Exercise brief:
Print out the material that follows word for word.

* BEGIN Input for this task *

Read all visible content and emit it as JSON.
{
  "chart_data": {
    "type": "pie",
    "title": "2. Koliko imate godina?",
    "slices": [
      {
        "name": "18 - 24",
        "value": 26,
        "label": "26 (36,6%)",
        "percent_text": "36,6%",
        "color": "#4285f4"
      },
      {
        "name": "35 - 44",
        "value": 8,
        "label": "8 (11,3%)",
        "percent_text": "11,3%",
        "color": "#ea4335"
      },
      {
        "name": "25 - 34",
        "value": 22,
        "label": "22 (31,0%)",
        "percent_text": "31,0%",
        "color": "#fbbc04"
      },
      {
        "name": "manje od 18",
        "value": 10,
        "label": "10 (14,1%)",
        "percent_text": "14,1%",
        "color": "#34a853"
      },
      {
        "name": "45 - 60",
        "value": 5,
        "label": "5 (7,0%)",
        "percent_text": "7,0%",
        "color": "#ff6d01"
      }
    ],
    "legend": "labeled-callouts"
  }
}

* END Input for this task *

Answer to this task:
Read all visible content and emit it as JSON.
{
  "chart_data": {
    "type": "pie",
    "title": "2. Koliko imate godina?",
    "slices": [
      {
        "name": "18 - 24",
        "value": 26,
        "label": "26 (36,6%)",
        "percent_text": "36,6%",
        "color": "#4285f4"
      },
      {
        "name": "35 - 44",
        "value": 8,
        "label": "8 (11,3%)",
        "percent_text": "11,3%",
        "color": "#ea4335"
      },
      {
        "name": "25 - 34",
        "value": 22,
        "label": "22 (31,0%)",
        "percent_text": "31,0%",
        "color": "#fbbc04"
      },
      {
        "name": "manje od 18",
        "value": 10,
        "label": "10 (14,1%)",
        "percent_text": "14,1%",
        "color": "#34a853"
      },
      {
        "name": "45 - 60",
        "value": 5,
        "label": "5 (7,0%)",
        "percent_text": "7,0%",
        "color": "#ff6d01"
      }
    ],
    "legend": "labeled-callouts"
  }
}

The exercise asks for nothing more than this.